(Figure dataset records)
>> start
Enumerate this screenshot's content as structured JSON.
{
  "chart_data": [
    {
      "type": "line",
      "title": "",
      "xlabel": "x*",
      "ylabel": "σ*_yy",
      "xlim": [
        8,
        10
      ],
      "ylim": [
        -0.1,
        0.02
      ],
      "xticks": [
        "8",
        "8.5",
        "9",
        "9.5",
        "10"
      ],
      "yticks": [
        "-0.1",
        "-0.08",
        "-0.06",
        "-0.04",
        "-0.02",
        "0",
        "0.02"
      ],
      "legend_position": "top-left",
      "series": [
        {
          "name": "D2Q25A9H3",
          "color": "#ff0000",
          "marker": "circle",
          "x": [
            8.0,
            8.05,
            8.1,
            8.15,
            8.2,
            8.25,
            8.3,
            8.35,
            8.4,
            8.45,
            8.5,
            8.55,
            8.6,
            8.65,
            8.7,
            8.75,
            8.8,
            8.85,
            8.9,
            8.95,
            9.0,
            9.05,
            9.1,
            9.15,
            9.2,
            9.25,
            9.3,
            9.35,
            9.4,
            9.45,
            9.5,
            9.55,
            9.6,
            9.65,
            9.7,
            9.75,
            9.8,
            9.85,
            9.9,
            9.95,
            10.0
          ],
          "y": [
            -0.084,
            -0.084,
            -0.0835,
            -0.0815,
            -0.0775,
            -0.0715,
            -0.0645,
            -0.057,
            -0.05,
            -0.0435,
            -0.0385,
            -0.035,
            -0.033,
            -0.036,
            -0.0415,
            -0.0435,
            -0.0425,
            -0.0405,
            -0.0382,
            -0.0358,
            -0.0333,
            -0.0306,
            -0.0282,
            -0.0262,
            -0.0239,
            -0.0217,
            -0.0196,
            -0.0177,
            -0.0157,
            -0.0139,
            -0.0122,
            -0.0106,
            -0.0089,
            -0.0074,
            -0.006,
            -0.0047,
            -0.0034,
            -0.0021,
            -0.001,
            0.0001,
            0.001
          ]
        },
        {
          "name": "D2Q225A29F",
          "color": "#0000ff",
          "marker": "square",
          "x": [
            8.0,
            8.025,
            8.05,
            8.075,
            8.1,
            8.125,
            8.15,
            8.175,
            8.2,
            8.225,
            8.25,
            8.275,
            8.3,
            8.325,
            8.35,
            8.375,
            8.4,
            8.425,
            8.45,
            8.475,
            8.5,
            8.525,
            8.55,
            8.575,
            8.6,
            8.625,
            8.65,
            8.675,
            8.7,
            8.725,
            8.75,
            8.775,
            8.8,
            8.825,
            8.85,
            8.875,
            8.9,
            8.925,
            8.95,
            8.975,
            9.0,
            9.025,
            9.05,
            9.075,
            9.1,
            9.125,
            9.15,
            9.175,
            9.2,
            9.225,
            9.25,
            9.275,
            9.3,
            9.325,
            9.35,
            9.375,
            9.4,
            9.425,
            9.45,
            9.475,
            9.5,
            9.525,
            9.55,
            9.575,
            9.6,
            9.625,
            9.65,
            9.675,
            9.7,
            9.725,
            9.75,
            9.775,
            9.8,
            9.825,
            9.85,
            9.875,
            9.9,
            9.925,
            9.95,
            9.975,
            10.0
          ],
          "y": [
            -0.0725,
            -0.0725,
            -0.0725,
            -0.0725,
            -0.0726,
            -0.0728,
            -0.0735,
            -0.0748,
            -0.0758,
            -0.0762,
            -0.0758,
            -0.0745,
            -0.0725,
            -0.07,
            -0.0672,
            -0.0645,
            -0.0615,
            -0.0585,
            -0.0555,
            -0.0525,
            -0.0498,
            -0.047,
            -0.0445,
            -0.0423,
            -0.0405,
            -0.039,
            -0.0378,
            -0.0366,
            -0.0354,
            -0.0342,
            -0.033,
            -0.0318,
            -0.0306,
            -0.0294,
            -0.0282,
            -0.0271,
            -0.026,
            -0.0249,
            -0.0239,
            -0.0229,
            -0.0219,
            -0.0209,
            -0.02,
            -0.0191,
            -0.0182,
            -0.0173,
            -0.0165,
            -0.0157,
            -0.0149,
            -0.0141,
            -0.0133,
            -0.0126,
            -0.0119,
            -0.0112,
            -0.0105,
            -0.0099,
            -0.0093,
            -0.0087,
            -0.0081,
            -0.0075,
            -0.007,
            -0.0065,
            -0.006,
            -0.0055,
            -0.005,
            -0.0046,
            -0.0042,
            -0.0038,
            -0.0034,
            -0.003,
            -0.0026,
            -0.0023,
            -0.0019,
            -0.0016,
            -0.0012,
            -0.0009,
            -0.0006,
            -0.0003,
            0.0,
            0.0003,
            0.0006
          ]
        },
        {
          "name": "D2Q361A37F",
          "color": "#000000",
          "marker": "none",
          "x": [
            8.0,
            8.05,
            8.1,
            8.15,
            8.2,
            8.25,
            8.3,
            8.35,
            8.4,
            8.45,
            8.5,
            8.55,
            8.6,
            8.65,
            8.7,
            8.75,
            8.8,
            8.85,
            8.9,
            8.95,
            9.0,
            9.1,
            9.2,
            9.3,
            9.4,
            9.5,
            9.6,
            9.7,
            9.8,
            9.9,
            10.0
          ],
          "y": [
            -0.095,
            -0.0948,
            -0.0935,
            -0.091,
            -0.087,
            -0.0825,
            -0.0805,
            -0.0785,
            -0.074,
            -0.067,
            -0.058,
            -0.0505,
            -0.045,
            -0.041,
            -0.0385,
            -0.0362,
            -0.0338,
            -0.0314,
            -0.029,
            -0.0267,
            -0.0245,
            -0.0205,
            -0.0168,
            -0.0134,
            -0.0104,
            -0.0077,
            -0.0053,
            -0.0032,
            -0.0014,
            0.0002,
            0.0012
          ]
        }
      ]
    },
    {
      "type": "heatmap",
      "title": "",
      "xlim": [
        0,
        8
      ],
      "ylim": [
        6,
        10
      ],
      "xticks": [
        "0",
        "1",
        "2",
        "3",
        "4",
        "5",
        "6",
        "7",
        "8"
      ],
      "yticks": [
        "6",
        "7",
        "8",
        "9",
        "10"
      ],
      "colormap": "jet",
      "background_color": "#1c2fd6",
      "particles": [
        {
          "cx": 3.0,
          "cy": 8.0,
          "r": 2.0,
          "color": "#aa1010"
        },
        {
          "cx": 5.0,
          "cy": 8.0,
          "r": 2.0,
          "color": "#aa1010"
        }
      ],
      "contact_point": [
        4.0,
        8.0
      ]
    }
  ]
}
>> end
▶ _Written request_
Output the data above exactly, please, line for line.

▶ _The result_
Enumerate this screenshot's content as structured JSON.
{
  "chart_data": [
    {
      "type": "line",
      "title": "",
      "xlabel": "x*",
      "ylabel": "σ*_yy",
      "xlim": [
        8,
        10
      ],
      "ylim": [
        -0.1,
        0.02
      ],
      "xticks": [
        "8",
        "8.5",
        "9",
        "9.5",
        "10"
      ],
      "yticks": [
        "-0.1",
        "-0.08",
        "-0.06",
        "-0.04",
        "-0.02",
        "0",
        "0.02"
      ],
      "legend_position": "top-left",
      "series": [
        {
          "name": "D2Q25A9H3",
          "color": "#ff0000",
          "marker": "circle",
          "x": [
            8.0,
            8.05,
            8.1,
            8.15,
            8.2,
            8.25,
            8.3,
            8.35,
            8.4,
            8.45,
            8.5,
            8.55,
            8.6,
            8.65,
            8.7,
            8.75,
            8.8,
            8.85,
            8.9,
            8.95,
            9.0,
            9.05,
            9.1,
            9.15,
            9.2,
            9.25,
            9.3,
            9.35,
            9.4,
            9.45,
            9.5,
            9.55,
            9.6,
            9.65,
            9.7,
            9.75,
            9.8,
            9.85,
            9.9,
            9.95,
            10.0
          ],
          "y": [
            -0.084,
            -0.084,
            -0.0835,
            -0.0815,
            -0.0775,
            -0.0715,
            -0.0645,
            -0.057,
            -0.05,
            -0.0435,
            -0.0385,
            -0.035,
            -0.033,
            -0.036,
            -0.0415,
            -0.0435,
            -0.0425,
            -0.0405,
            -0.0382,
            -0.0358,
            -0.0333,
            -0.0306,
            -0.0282,
            -0.0262,
            -0.0239,
            -0.0217,
            -0.0196,
            -0.0177,
            -0.0157,
            -0.0139,
            -0.0122,
            -0.0106,
            -0.0089,
            -0.0074,
            -0.006,
            -0.0047,
            -0.0034,
            -0.0021,
            -0.001,
            0.0001,
            0.001
          ]
        },
        {
          "name": "D2Q225A29F",
          "color": "#0000ff",
          "marker": "square",
          "x": [
            8.0,
            8.025,
            8.05,
            8.075,
            8.1,
            8.125,
            8.15,
            8.175,
            8.2,
            8.225,
            8.25,
            8.275,
            8.3,
            8.325,
            8.35,
            8.375,
            8.4,
            8.425,
            8.45,
            8.475,
            8.5,
            8.525,
            8.55,
            8.575,
            8.6,
            8.625,
            8.65,
            8.675,
            8.7,
            8.725,
            8.75,
            8.775,
            8.8,
            8.825,
            8.85,
            8.875,
            8.9,
            8.925,
            8.95,
            8.975,
            9.0,
            9.025,
            9.05,
            9.075,
            9.1,
            9.125,
            9.15,
            9.175,
            9.2,
            9.225,
            9.25,
            9.275,
            9.3,
            9.325,
            9.35,
            9.375,
            9.4,
            9.425,
            9.45,
            9.475,
            9.5,
            9.525,
            9.55,
            9.575,
            9.6,
            9.625,
            9.65,
            9.675,
            9.7,
            9.725,
            9.75,
            9.775,
            9.8,
            9.825,
            9.85,
            9.875,
            9.9,
            9.925,
            9.95,
            9.975,
            10.0
          ],
          "y": [
            -0.0725,
            -0.0725,
            -0.0725,
            -0.0725,
            -0.0726,
            -0.0728,
            -0.0735,
            -0.0748,
            -0.0758,
            -0.0762,
            -0.0758,
            -0.0745,
            -0.0725,
            -0.07,
            -0.0672,
            -0.0645,
            -0.0615,
            -0.0585,
            -0.0555,
            -0.0525,
            -0.0498,
            -0.047,
            -0.0445,
            -0.0423,
            -0.0405,
            -0.039,
            -0.0378,
            -0.0366,
            -0.0354,
            -0.0342,
            -0.033,
            -0.0318,
            -0.0306,
            -0.0294,
            -0.0282,
            -0.0271,
            -0.026,
            -0.0249,
            -0.0239,
            -0.0229,
            -0.0219,
            -0.0209,
            -0.02,
            -0.0191,
            -0.0182,
            -0.0173,
            -0.0165,
            -0.0157,
            -0.0149,
            -0.0141,
            -0.0133,
            -0.0126,
            -0.0119,
            -0.0112,
            -0.0105,
            -0.0099,
            -0.0093,
            -0.0087,
            -0.0081,
            -0.0075,
            -0.007,
            -0.0065,
            -0.006,
            -0.0055,
            -0.005,
            -0.0046,
            -0.0042,
            -0.0038,
            -0.0034,
            -0.003,
            -0.0026,
            -0.0023,
            -0.0019,
            -0.0016,
            -0.0012,
            -0.0009,
            -0.0006,
            -0.0003,
            0.0,
            0.0003,
            0.0006
          ]
        },
        {
          "name": "D2Q361A37F",
          "color": "#000000",
          "marker": "none",
          "x": [
            8.0,
            8.05,
            8.1,
            8.15,
            8.2,
            8.25,
            8.3,
            8.35,
            8.4,
            8.45,
            8.5,
            8.55,
            8.6,
            8.65,
            8.7,
            8.75,
            8.8,
            8.85,
            8.9,
            8.95,
            9.0,
            9.1,
            9.2,
            9.3,
            9.4,
            9.5,
            9.6,
            9.7,
            9.8,
            9.9,
            10.0
          ],
          "y": [
            -0.095,
            -0.0948,
            -0.0935,
            -0.091,
            -0.087,
            -0.0825,
            -0.0805,
            -0.0785,
            -0.074,
            -0.067,
            -0.058,
            -0.0505,
            -0.045,
            -0.041,
            -0.0385,
            -0.0362,
            -0.0338,
            -0.0314,
            -0.029,
            -0.0267,
            -0.0245,
            -0.0205,
            -0.0168,
            -0.0134,
            -0.0104,
            -0.0077,
            -0.0053,
            -0.0032,
            -0.0014,
            0.0002,
            0.0012
          ]
        }
      ]
    },
    {
      "type": "heatmap",
      "title": "",
      "xlim": [
        0,
        8
      ],
      "ylim": [
        6,
        10
      ],
      "xticks": [
        "0",
        "1",
        "2",
        "3",
        "4",
        "5",
        "6",
        "7",
        "8"
      ],
      "yticks": [
        "6",
        "7",
        "8",
        "9",
        "10"
      ],
      "colormap": "jet",
      "background_color": "#1c2fd6",
      "particles": [
        {
          "cx": 3.0,
          "cy": 8.0,
          "r": 2.0,
          "color": "#aa1010"
        },
        {
          "cx": 5.0,
          "cy": 8.0,
          "r": 2.0,
          "color": "#aa1010"
        }
      ],
      "contact_point": [
        4.0,
        8.0
      ]
    }
  ]
}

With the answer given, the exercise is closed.